### Dataset records
□ □ □ □

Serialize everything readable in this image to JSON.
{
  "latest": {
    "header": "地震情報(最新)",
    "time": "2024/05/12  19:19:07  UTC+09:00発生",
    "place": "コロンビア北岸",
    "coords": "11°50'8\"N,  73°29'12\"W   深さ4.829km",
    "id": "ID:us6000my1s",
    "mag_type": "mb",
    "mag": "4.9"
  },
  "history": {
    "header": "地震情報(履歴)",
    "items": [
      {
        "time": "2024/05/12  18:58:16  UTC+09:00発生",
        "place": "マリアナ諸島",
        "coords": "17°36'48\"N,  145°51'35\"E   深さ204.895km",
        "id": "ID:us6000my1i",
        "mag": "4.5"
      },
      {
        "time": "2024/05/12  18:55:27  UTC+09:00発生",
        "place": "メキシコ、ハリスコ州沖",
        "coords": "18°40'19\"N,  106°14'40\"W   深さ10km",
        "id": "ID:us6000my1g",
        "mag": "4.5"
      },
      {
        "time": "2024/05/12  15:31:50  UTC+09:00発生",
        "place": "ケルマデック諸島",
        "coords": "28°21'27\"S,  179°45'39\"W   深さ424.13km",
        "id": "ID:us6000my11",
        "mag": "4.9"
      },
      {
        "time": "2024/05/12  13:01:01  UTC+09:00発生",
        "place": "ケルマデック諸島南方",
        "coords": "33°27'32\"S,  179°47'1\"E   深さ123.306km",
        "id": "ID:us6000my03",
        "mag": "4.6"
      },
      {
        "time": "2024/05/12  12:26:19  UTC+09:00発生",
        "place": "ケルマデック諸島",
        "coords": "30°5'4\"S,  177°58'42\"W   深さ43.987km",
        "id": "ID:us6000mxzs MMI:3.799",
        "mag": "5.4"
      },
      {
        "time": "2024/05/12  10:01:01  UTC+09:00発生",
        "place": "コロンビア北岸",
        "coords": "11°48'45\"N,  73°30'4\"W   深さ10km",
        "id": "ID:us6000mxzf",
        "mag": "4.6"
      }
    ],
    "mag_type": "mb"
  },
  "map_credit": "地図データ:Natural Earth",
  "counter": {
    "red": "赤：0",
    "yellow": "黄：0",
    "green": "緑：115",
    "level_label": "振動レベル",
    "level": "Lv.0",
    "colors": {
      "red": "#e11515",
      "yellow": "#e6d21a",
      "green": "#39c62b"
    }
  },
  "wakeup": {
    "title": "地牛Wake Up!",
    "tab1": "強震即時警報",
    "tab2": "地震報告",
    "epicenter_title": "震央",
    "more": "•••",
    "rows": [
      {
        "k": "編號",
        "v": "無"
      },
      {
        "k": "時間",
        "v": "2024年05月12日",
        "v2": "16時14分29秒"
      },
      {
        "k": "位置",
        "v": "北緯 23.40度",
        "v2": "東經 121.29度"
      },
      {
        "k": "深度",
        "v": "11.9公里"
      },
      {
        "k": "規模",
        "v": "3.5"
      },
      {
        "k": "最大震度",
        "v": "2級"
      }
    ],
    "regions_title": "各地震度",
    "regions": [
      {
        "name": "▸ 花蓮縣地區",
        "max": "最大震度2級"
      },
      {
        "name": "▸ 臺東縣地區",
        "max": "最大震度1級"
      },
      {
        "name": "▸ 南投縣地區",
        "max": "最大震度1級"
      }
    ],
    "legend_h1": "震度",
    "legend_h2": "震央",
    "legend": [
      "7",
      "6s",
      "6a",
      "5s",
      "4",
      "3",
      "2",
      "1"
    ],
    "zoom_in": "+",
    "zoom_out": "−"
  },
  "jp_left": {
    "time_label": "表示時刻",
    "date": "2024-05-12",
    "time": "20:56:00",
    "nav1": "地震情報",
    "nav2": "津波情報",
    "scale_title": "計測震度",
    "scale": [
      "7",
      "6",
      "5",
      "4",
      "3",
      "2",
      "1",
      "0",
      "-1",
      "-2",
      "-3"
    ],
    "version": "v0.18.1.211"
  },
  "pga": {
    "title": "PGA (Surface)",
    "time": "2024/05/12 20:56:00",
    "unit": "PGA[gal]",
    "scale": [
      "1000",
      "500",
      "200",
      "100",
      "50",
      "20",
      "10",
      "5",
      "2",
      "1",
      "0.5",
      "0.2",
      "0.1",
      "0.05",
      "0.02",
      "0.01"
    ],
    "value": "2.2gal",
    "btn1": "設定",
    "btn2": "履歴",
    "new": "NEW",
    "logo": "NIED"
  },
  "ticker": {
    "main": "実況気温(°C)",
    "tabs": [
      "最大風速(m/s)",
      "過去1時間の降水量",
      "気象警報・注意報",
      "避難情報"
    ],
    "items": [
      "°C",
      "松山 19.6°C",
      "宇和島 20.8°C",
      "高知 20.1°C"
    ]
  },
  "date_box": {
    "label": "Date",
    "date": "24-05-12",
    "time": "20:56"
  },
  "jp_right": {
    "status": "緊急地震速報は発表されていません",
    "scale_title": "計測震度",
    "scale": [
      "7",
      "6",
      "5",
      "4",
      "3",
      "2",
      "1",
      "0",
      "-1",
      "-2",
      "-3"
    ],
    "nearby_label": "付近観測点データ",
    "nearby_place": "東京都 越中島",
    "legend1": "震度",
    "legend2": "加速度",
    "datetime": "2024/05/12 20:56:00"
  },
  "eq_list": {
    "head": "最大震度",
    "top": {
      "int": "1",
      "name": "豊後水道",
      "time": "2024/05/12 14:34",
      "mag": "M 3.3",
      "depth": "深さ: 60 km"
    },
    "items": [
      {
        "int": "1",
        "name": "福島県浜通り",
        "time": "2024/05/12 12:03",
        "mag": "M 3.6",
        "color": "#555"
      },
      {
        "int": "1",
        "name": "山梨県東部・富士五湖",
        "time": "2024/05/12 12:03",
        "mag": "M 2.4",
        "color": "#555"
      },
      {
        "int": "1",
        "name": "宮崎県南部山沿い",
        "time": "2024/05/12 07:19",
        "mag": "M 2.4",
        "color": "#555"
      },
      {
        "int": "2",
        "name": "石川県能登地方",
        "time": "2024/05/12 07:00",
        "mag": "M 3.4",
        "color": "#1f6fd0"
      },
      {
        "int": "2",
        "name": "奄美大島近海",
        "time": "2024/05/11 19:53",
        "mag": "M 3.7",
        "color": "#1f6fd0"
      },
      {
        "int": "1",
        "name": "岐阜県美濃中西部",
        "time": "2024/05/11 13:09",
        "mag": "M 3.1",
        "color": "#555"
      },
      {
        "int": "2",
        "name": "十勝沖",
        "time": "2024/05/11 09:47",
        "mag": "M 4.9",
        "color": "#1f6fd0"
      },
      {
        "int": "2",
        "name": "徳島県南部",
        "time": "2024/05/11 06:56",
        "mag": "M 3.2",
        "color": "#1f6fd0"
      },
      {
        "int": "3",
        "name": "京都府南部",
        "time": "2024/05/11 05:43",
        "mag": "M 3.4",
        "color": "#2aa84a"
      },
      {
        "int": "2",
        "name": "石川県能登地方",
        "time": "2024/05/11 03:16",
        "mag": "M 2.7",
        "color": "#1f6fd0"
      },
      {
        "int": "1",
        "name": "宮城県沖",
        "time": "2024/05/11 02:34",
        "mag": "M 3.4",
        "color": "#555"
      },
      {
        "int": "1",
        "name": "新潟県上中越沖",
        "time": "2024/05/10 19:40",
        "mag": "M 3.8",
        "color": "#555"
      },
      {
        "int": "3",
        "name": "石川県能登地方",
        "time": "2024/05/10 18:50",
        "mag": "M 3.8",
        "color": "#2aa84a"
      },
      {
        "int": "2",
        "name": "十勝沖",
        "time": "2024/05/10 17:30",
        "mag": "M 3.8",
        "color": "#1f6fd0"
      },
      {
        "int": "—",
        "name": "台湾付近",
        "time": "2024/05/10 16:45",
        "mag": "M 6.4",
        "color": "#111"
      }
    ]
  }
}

□ □ □ □

### Task goal
From the first line to the last, please quote the material above exactly.

### Exercise response
Serialize everything readable in this image to JSON.
{
  "latest": {
    "header": "地震情報(最新)",
    "time": "2024/05/12  19:19:07  UTC+09:00発生",
    "place": "コロンビア北岸",
    "coords": "11°50'8\"N,  73°29'12\"W   深さ4.829km",
    "id": "ID:us6000my1s",
    "mag_type": "mb",
    "mag": "4.9"
  },
  "history": {
    "header": "地震情報(履歴)",
    "items": [
      {
        "time": "2024/05/12  18:58:16  UTC+09:00発生",
        "place": "マリアナ諸島",
        "coords": "17°36'48\"N,  145°51'35\"E   深さ204.895km",
        "id": "ID:us6000my1i",
        "mag": "4.5"
      },
      {
        "time": "2024/05/12  18:55:27  UTC+09:00発生",
        "place": "メキシコ、ハリスコ州沖",
        "coords": "18°40'19\"N,  106°14'40\"W   深さ10km",
        "id": "ID:us6000my1g",
        "mag": "4.5"
      },
      {
        "time": "2024/05/12  15:31:50  UTC+09:00発生",
        "place": "ケルマデック諸島",
        "coords": "28°21'27\"S,  179°45'39\"W   深さ424.13km",
        "id": "ID:us6000my11",
        "mag": "4.9"
      },
      {
        "time": "2024/05/12  13:01:01  UTC+09:00発生",
        "place": "ケルマデック諸島南方",
        "coords": "33°27'32\"S,  179°47'1\"E   深さ123.306km",
        "id": "ID:us6000my03",
        "mag": "4.6"
      },
      {
        "time": "2024/05/12  12:26:19  UTC+09:00発生",
        "place": "ケルマデック諸島",
        "coords": "30°5'4\"S,  177°58'42\"W   深さ43.987km",
        "id": "ID:us6000mxzs MMI:3.799",
        "mag": "5.4"
      },
      {
        "time": "2024/05/12  10:01:01  UTC+09:00発生",
        "place": "コロンビア北岸",
        "coords": "11°48'45\"N,  73°30'4\"W   深さ10km",
        "id": "ID:us6000mxzf",
        "mag": "4.6"
      }
    ],
    "mag_type": "mb"
  },
  "map_credit": "地図データ:Natural Earth",
  "counter": {
    "red": "赤：0",
    "yellow": "黄：0",
    "green": "緑：115",
    "level_label": "振動レベル",
    "level": "Lv.0",
    "colors": {
      "red": "#e11515",
      "yellow": "#e6d21a",
      "green": "#39c62b"
    }
  },
  "wakeup": {
    "title": "地牛Wake Up!",
    "tab1": "強震即時警報",
    "tab2": "地震報告",
    "epicenter_title": "震央",
    "more": "•••",
    "rows": [
      {
        "k": "編號",
        "v": "無"
      },
      {
        "k": "時間",
        "v": "2024年05月12日",
        "v2": "16時14分29秒"
      },
      {
        "k": "位置",
        "v": "北緯 23.40度",
        "v2": "東經 121.29度"
      },
      {
        "k": "深度",
        "v": "11.9公里"
      },
      {
        "k": "規模",
        "v": "3.5"
      },
      {
        "k": "最大震度",
        "v": "2級"
      }
    ],
    "regions_title": "各地震度",
    "regions": [
      {
        "name": "▸ 花蓮縣地區",
        "max": "最大震度2級"
      },
      {
        "name": "▸ 臺東縣地區",
        "max": "最大震度1級"
      },
      {
        "name": "▸ 南投縣地區",
        "max": "最大震度1級"
      }
    ],
    "legend_h1": "震度",
    "legend_h2": "震央",
    "legend": [
      "7",
      "6s",
      "6a",
      "5s",
      "4",
      "3",
      "2",
      "1"
    ],
    "zoom_in": "+",
    "zoom_out": "−"
  },
  "jp_left": {
    "time_label": "表示時刻",
    "date": "2024-05-12",
    "time": "20:56:00",
    "nav1": "地震情報",
    "nav2": "津波情報",
    "scale_title": "計測震度",
    "scale": [
      "7",
      "6",
      "5",
      "4",
      "3",
      "2",
      "1",
      "0",
      "-1",
      "-2",
      "-3"
    ],
    "version": "v0.18.1.211"
  },
  "pga": {
    "title": "PGA (Surface)",
    "time": "2024/05/12 20:56:00",
    "unit": "PGA[gal]",
    "scale": [
      "1000",
      "500",
      "200",
      "100",
      "50",
      "20",
      "10",
      "5",
      "2",
      "1",
      "0.5",
      "0.2",
      "0.1",
      "0.05",
      "0.02",
      "0.01"
    ],
    "value": "2.2gal",
    "btn1": "設定",
    "btn2": "履歴",
    "new": "NEW",
    "logo": "NIED"
  },
  "ticker": {
    "main": "実況気温(°C)",
    "tabs": [
      "最大風速(m/s)",
      "過去1時間の降水量",
      "気象警報・注意報",
      "避難情報"
    ],
    "items": [
      "°C",
      "松山 19.6°C",
      "宇和島 20.8°C",
      "高知 20.1°C"
    ]
  },
  "date_box": {
    "label": "Date",
    "date": "24-05-12",
    "time": "20:56"
  },
  "jp_right": {
    "status": "緊急地震速報は発表されていません",
    "scale_title": "計測震度",
    "scale": [
      "7",
      "6",
      "5",
      "4",
      "3",
      "2",
      "1",
      "0",
      "-1",
      "-2",
      "-3"
    ],
    "nearby_label": "付近観測点データ",
    "nearby_place": "東京都 越中島",
    "legend1": "震度",
    "legend2": "加速度",
    "datetime": "2024/05/12 20:56:00"
  },
  "eq_list": {
    "head": "最大震度",
    "top": {
      "int": "1",
      "name": "豊後水道",
      "time": "2024/05/12 14:34",
      "mag": "M 3.3",
      "depth": "深さ: 60 km"
    },
    "items": [
      {
        "int": "1",
        "name": "福島県浜通り",
        "time": "2024/05/12 12:03",
        "mag": "M 3.6",
        "color": "#555"
      },
      {
        "int": "1",
        "name": "山梨県東部・富士五湖",
        "time": "2024/05/12 12:03",
        "mag": "M 2.4",
        "color": "#555"
      },
      {
        "int": "1",
        "name": "宮崎県南部山沿い",
        "time": "2024/05/12 07:19",
        "mag": "M 2.4",
        "color": "#555"
      },
      {
        "int": "2",
        "name": "石川県能登地方",
        "time": "2024/05/12 07:00",
        "mag": "M 3.4",
        "color": "#1f6fd0"
      },
      {
        "int": "2",
        "name": "奄美大島近海",
        "time": "2024/05/11 19:53",
        "mag": "M 3.7",
        "color": "#1f6fd0"
      },
      {
        "int": "1",
        "name": "岐阜県美濃中西部",
        "time": "2024/05/11 13:09",
        "mag": "M 3.1",
        "color": "#555"
      },
      {
        "int": "2",
        "name": "十勝沖",
        "time": "2024/05/11 09:47",
        "mag": "M 4.9",
        "color": "#1f6fd0"
      },
      {
        "int": "2",
        "name": "徳島県南部",
        "time": "2024/05/11 06:56",
        "mag": "M 3.2",
        "color": "#1f6fd0"
      },
      {
        "int": "3",
        "name": "京都府南部",
        "time": "2024/05/11 05:43",
        "mag": "M 3.4",
        "color": "#2aa84a"
      },
      {
        "int": "2",
        "name": "石川県能登地方",
        "time": "2024/05/11 03:16",
        "mag": "M 2.7",
        "color": "#1f6fd0"
      },
      {
        "int": "1",
        "name": "宮城県沖",
        "time": "2024/05/11 02:34",
        "mag": "M 3.4",
        "color": "#555"
      },
      {
        "int": "1",
        "name": "新潟県上中越沖",
        "time": "2024/05/10 19:40",
        "mag": "M 3.8",
        "color": "#555"
      },
      {
        "int": "3",
        "name": "石川県能登地方",
        "time": "2024/05/10 18:50",
        "mag": "M 3.8",
        "color": "#2aa84a"
      },
      {
        "int": "2",
        "name": "十勝沖",
        "time": "2024/05/10 17:30",
        "mag": "M 3.8",
        "color": "#1f6fd0"
      },
      {
        "int": "—",
        "name": "台湾付近",
        "time": "2024/05/10 16:45",
        "mag": "M 6.4",
        "color": "#111"
      }
    ]
  }
}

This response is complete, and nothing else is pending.